__Exercise details__
Your task is to transcribe the records exactly, skipping every image.

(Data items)
━━━━━━━━━━
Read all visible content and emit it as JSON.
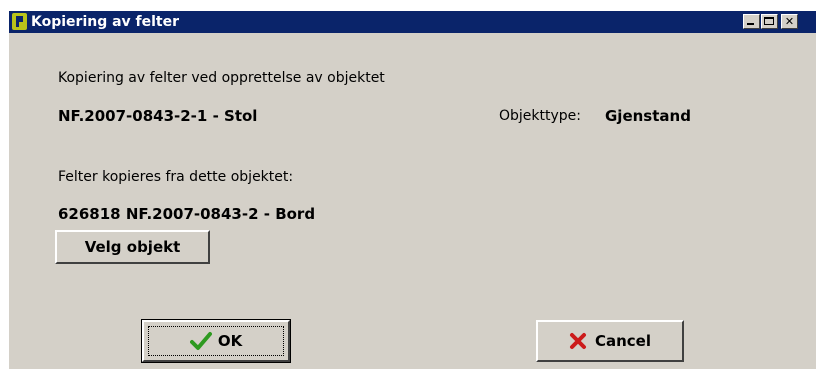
{
  "window": {
    "title": "Kopiering av felter"
  },
  "dialog": {
    "intro": "Kopiering av felter ved opprettelse av objektet",
    "object_id": "NF.2007-0843-2-1 - Stol",
    "type_label": "Objekttype:",
    "type_value": "Gjenstand",
    "source_label": "Felter kopieres fra dette objektet:",
    "source_object": "626818 NF.2007-0843-2 - Bord",
    "select_button": "Velg objekt",
    "ok_button": "OK",
    "cancel_button": "Cancel"
  },
  "colors": {
    "titlebar": "#0a246a",
    "face": "#d4d0c8",
    "ok_check": "#2e9a20",
    "cancel_x": "#cc1b1b"
  }
}
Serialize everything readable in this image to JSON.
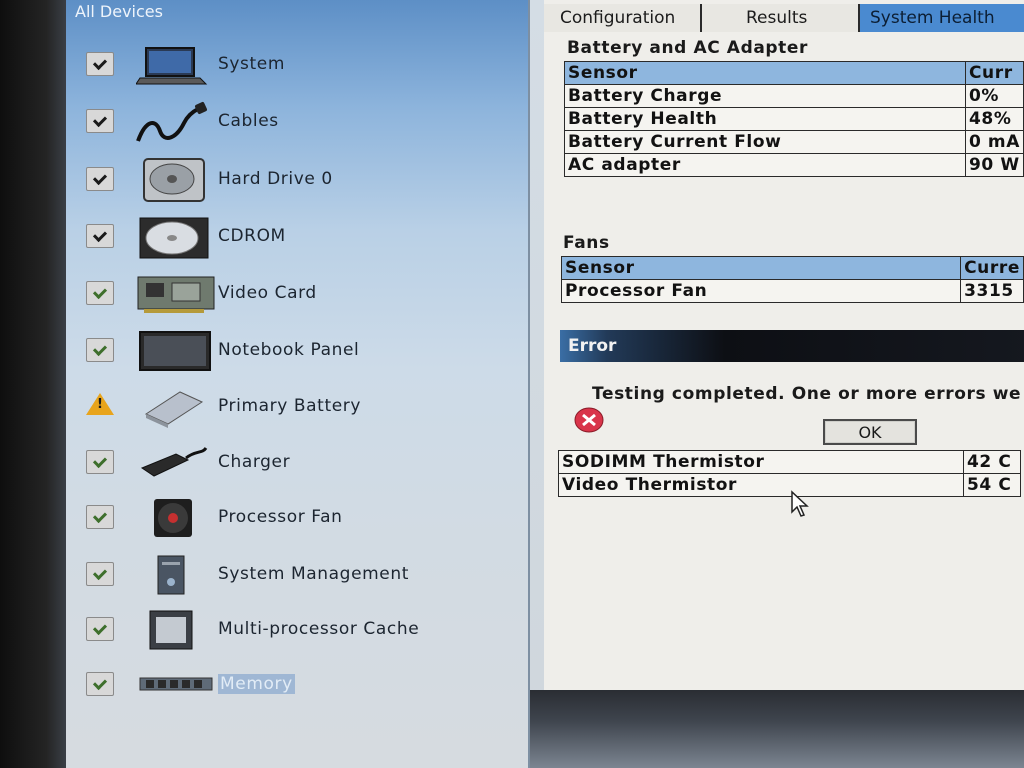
━━━━━━━━━━
__Task result__
Read all visible content and emit it as JSON.
{
  "window": {
    "title": "Kopiering av felter"
  },
  "dialog": {
    "intro": "Kopiering av felter ved opprettelse av objektet",
    "object_id": "NF.2007-0843-2-1 - Stol",
    "type_label": "Objekttype:",
    "type_value": "Gjenstand",
    "source_label": "Felter kopieres fra dette objektet:",
    "source_object": "626818 NF.2007-0843-2 - Bord",
    "select_button": "Velg objekt",
    "ok_button": "OK",
    "cancel_button": "Cancel"
  },
  "colors": {
    "titlebar": "#0a246a",
    "face": "#d4d0c8",
    "ok_check": "#2e9a20",
    "cancel_x": "#cc1b1b"
  }
}
Serialize everything readable in this image to JSON.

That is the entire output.